• [TASK STATEMENT] Where a line contains the word "Mbps", copy that line.
## begin SUPPLIED ENTRIES
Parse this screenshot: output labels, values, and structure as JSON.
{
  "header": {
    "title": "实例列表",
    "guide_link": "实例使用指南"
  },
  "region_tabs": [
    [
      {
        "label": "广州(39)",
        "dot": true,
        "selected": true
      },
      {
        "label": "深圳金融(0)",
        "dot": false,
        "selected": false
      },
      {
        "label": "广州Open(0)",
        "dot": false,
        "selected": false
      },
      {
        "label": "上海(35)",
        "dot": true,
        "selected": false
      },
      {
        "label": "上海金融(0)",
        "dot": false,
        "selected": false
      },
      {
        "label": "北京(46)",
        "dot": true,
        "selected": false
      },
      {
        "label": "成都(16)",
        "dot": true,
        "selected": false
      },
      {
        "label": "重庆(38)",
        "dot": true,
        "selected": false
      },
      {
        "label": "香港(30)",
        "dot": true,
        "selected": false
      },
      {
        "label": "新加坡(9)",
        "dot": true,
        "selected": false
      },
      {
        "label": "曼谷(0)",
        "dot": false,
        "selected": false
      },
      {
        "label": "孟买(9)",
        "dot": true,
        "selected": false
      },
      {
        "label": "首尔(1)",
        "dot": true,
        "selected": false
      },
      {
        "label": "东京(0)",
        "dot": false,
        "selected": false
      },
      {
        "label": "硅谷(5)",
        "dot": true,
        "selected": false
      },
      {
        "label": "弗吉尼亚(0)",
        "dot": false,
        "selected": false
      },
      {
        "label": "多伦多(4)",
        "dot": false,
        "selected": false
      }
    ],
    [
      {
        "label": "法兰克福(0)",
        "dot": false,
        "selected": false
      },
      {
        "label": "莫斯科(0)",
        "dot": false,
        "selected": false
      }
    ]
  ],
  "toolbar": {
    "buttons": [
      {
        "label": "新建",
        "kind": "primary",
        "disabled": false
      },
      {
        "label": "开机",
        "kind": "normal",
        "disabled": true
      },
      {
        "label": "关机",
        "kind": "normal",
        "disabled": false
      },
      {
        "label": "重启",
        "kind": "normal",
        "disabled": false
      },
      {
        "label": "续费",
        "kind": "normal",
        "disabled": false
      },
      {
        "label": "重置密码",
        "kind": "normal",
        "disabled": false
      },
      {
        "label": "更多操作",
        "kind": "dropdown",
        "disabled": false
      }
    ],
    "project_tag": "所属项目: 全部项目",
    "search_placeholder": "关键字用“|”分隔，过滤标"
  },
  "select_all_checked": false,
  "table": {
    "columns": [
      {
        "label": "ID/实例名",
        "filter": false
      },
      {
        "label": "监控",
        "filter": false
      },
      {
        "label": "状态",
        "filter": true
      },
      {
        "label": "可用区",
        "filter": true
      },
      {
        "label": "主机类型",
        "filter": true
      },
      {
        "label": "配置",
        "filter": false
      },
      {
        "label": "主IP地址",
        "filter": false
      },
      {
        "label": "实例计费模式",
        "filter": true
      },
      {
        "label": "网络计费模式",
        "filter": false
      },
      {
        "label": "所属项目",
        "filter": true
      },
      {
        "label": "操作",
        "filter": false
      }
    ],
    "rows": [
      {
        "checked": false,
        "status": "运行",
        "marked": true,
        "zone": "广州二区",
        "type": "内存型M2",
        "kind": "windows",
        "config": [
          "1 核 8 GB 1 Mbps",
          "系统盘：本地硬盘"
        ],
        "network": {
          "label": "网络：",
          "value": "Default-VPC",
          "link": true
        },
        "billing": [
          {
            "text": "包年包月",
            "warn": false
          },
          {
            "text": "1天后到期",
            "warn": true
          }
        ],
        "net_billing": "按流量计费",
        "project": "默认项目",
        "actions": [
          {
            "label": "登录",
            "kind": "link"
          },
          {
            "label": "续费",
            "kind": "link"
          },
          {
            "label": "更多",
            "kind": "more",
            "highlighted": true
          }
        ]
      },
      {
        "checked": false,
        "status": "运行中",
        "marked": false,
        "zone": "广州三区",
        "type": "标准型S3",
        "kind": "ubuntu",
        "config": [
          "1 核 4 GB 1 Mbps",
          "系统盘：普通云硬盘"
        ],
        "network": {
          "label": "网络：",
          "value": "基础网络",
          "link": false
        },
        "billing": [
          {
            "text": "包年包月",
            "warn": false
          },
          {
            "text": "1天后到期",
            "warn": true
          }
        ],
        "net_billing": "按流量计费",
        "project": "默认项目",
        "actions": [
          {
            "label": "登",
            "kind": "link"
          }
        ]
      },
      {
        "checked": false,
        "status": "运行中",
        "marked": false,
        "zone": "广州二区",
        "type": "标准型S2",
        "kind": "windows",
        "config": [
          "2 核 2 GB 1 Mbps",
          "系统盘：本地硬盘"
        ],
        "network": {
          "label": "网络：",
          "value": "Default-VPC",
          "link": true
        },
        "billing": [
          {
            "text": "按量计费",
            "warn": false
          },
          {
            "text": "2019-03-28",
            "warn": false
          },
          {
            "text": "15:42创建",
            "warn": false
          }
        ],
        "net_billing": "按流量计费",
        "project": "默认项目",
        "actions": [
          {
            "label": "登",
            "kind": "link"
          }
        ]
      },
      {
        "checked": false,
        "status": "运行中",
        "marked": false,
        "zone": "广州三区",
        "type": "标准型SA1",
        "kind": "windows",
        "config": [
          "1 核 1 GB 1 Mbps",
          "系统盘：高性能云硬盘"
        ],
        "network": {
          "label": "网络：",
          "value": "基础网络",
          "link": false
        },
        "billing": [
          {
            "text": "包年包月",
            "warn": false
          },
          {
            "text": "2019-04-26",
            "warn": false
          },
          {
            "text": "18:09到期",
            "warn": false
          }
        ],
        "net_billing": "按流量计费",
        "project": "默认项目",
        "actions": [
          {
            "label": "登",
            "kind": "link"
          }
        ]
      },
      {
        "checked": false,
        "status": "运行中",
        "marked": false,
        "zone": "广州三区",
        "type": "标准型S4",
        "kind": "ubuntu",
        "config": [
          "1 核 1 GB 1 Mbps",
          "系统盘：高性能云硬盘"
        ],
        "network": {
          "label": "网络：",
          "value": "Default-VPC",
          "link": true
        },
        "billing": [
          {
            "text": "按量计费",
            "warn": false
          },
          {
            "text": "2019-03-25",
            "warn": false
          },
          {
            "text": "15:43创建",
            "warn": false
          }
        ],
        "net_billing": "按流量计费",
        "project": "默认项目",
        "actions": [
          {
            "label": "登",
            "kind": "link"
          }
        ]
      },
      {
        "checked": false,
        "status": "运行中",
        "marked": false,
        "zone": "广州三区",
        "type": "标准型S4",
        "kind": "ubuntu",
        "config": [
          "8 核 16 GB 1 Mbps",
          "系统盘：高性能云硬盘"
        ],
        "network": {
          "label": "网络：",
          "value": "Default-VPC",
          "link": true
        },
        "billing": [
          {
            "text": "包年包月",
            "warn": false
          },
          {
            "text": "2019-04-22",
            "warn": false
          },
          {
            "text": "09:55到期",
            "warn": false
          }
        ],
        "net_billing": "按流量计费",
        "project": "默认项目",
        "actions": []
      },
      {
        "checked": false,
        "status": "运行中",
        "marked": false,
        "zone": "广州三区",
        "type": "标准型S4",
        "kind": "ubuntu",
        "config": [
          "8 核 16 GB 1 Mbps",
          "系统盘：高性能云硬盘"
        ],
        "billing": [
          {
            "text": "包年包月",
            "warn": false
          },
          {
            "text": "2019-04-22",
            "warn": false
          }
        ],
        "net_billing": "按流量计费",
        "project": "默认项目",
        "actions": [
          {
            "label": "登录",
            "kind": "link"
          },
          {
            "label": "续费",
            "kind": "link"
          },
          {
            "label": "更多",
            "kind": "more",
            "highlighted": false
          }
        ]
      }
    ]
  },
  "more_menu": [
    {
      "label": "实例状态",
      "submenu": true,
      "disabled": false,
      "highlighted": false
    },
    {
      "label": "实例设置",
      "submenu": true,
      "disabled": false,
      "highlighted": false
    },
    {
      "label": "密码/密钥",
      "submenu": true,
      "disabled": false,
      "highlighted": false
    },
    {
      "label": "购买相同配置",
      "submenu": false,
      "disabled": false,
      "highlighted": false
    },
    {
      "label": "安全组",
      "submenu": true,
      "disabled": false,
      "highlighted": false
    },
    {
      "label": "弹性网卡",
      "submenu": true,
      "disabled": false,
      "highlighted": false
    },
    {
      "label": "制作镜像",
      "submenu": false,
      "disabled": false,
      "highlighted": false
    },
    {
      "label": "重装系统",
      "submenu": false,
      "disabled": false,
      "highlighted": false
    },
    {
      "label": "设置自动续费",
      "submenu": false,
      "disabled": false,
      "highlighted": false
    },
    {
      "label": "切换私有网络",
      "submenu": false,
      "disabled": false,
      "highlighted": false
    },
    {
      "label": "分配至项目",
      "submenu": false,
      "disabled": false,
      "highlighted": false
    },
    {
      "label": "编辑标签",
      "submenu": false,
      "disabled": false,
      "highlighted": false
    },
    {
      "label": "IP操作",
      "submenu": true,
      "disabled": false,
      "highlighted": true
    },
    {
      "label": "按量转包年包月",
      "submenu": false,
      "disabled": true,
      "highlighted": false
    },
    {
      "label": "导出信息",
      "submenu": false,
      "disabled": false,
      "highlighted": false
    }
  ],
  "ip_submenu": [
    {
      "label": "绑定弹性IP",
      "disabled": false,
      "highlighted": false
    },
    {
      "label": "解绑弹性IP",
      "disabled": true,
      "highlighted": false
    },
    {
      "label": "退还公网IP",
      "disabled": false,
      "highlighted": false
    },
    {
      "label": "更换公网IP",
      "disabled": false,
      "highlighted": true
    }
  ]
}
## end SUPPLIED ENTRIES
• [WRITTEN REPLY]
          "1 核 8 GB 1 Mbps",
          "1 核 4 GB 1 Mbps",
          "2 核 2 GB 1 Mbps",
          "1 核 1 GB 1 Mbps",
          "1 核 1 GB 1 Mbps",
          "8 核 16 GB 1 Mbps",
          "8 核 16 GB 1 Mbps",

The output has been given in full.